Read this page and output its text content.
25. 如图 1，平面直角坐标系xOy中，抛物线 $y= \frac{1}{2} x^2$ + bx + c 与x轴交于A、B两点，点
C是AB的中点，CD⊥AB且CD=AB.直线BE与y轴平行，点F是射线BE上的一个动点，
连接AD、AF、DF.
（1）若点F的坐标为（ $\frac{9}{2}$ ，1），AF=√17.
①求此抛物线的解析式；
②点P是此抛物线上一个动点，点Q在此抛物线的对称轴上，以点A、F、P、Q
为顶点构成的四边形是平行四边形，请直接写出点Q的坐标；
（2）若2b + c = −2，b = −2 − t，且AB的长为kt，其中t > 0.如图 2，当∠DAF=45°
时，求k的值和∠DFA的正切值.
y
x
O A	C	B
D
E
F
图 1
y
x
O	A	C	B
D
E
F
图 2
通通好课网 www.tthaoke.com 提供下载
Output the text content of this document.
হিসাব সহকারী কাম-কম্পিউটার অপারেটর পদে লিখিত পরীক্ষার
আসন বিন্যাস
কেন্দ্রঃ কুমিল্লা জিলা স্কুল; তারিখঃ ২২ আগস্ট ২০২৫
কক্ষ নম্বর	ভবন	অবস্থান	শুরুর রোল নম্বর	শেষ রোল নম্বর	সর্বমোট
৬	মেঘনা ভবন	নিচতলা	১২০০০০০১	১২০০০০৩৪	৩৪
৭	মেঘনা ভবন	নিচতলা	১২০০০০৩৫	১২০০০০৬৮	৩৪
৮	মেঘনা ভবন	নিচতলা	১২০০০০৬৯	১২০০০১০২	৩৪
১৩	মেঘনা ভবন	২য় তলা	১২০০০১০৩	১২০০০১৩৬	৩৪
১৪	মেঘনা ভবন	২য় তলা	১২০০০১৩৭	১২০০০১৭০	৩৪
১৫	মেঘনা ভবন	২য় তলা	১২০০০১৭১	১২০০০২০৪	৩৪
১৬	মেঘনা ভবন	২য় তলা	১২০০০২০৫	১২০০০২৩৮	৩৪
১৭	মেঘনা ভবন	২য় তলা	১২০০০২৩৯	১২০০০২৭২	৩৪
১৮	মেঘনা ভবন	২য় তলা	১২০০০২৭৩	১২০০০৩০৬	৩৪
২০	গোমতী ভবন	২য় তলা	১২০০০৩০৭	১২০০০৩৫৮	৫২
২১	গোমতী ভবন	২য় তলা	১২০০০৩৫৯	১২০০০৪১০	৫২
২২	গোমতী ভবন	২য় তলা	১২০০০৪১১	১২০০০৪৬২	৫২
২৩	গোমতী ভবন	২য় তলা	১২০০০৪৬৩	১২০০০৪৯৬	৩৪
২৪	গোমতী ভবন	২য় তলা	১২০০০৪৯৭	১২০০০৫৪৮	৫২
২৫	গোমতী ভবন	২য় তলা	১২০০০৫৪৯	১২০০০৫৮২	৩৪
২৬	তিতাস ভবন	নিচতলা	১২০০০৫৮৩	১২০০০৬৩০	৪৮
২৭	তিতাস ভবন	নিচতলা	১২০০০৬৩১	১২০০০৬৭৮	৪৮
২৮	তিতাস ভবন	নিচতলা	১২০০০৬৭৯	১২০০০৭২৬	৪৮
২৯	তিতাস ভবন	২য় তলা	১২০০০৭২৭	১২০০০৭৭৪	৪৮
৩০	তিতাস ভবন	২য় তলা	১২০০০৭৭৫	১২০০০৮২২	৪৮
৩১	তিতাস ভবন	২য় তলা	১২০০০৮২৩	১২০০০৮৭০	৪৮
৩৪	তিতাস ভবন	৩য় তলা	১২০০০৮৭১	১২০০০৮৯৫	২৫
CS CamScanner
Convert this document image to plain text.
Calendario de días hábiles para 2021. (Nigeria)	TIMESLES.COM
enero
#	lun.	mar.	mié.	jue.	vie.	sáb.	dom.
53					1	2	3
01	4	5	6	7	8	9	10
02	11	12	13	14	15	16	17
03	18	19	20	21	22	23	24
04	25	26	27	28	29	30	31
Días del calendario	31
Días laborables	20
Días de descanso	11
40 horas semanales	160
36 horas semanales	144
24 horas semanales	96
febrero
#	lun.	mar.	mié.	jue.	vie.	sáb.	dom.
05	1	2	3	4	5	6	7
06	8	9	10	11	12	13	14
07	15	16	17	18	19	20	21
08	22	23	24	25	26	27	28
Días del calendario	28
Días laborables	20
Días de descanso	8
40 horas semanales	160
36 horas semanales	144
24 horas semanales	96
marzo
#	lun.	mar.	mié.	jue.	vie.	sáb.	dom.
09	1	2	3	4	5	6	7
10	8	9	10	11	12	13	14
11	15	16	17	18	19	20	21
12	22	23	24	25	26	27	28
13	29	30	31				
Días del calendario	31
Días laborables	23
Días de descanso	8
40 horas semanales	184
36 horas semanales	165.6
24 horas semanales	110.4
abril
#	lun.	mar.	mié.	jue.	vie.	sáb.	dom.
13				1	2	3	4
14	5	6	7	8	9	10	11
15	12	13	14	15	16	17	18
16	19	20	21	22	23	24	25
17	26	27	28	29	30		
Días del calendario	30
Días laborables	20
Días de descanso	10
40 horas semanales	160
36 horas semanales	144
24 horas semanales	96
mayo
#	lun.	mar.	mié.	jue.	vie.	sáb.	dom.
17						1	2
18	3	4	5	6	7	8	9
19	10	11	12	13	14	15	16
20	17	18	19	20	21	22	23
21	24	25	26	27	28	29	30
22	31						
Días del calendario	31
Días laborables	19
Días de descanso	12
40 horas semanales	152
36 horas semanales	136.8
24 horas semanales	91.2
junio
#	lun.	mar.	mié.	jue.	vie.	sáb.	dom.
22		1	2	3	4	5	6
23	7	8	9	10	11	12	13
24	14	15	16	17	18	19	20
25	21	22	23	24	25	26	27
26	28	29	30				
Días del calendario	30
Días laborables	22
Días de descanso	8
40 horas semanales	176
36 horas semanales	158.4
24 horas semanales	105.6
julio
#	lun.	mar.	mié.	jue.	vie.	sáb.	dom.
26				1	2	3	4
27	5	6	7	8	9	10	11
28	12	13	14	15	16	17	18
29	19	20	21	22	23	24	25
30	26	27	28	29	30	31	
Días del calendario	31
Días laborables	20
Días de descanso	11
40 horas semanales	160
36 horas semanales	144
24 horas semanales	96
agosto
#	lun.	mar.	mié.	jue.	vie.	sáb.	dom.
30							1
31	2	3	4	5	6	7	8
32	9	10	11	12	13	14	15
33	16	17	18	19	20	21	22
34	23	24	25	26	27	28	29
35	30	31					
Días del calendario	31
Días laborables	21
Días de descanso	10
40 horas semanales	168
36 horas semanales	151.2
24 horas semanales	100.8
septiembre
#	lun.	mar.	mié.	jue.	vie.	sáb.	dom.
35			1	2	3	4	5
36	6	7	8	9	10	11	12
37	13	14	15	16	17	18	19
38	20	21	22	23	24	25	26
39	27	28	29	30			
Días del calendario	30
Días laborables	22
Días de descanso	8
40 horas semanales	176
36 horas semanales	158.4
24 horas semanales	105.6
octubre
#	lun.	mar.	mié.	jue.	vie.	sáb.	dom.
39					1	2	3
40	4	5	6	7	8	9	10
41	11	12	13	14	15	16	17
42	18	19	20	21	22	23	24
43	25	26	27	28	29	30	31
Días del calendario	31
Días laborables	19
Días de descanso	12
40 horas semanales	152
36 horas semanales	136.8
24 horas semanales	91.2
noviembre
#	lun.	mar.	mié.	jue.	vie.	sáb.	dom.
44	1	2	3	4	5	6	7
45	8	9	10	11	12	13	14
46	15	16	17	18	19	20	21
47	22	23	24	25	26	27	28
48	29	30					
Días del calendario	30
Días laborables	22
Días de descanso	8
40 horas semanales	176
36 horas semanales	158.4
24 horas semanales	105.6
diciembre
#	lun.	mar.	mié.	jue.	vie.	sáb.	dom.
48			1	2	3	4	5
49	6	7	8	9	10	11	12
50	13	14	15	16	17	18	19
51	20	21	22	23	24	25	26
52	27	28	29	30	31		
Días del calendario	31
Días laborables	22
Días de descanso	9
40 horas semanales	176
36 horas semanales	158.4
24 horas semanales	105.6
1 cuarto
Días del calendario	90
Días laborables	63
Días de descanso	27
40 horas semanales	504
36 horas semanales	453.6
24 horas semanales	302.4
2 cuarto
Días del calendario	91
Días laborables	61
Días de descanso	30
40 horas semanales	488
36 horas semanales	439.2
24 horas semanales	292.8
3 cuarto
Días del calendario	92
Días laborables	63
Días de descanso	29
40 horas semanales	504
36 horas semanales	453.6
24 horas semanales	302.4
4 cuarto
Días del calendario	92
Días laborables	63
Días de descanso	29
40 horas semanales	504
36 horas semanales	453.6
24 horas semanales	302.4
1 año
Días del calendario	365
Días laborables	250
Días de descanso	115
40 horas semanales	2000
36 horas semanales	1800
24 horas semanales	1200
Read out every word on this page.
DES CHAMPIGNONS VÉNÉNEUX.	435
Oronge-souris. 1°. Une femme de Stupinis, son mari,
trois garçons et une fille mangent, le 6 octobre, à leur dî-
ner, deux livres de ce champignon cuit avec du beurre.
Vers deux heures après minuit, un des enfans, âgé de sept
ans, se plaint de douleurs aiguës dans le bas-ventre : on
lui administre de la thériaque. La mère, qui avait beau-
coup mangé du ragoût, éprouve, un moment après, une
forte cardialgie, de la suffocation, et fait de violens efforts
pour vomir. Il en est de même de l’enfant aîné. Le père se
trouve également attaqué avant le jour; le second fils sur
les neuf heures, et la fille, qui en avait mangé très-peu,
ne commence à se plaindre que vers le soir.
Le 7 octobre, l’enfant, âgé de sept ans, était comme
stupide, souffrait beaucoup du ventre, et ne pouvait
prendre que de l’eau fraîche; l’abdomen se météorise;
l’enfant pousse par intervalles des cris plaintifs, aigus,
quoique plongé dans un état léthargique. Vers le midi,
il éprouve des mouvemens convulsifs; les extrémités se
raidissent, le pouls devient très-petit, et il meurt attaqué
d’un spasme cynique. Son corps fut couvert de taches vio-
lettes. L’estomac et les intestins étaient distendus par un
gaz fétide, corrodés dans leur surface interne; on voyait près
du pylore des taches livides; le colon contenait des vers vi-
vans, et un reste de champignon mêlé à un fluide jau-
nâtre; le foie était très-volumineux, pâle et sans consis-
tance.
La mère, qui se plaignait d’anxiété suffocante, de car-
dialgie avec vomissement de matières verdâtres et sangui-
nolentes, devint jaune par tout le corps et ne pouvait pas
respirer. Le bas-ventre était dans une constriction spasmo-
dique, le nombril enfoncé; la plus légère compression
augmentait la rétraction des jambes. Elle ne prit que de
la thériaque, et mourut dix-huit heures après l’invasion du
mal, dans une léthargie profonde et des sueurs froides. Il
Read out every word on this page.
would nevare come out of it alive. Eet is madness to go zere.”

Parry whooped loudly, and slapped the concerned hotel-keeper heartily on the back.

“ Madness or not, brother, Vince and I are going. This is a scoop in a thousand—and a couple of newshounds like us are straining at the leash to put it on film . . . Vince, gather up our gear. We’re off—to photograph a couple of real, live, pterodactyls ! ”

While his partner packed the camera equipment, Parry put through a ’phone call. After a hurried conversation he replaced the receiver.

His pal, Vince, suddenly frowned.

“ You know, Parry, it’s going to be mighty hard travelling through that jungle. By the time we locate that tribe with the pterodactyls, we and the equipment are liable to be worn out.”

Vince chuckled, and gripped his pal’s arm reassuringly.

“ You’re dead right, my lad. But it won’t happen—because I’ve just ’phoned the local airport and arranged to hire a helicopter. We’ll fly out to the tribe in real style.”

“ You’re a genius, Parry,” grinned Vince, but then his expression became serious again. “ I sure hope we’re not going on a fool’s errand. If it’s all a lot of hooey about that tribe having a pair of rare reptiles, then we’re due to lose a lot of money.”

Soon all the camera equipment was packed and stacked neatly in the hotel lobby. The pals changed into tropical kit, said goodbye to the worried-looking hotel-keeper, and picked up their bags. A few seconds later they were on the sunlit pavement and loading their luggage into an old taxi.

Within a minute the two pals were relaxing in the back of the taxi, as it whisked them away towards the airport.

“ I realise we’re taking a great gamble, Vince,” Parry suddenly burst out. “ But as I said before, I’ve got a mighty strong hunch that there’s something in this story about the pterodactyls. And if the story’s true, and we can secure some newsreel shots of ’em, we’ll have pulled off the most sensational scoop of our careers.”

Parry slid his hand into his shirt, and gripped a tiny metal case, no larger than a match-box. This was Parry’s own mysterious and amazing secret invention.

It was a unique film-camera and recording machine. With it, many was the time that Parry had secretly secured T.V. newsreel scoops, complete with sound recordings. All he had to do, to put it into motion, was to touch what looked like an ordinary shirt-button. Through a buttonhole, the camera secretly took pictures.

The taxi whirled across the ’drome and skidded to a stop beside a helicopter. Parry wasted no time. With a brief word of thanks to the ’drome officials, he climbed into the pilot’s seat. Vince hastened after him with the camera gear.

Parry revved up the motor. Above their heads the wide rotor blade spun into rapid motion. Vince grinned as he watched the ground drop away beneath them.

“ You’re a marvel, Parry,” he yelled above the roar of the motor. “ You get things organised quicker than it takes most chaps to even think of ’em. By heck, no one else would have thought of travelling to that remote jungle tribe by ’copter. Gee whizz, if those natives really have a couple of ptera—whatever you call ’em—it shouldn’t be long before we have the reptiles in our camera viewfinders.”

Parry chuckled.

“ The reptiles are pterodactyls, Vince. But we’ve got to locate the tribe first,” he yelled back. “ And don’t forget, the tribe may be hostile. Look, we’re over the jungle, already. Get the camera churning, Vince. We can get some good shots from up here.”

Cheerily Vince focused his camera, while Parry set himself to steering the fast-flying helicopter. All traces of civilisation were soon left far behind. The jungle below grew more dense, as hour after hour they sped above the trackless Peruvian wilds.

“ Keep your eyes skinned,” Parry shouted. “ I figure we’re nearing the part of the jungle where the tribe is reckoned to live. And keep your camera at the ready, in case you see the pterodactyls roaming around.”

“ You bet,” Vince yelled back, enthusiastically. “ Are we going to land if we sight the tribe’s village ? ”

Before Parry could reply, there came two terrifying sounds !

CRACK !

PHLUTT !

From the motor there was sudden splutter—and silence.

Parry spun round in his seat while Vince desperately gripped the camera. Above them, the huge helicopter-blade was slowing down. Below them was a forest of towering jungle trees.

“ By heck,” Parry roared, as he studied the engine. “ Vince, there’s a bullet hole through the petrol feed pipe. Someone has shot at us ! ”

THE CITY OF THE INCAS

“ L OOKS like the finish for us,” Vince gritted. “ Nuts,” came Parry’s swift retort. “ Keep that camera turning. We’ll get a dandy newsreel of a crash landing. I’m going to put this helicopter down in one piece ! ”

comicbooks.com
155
# # # # # # #
Lines of the material that contain the word "éprouve" are to be gathered.

coup mangé du ragoût, éprouve, un moment après, une
il éprouve des mouvemens convulsifs; les extrémités se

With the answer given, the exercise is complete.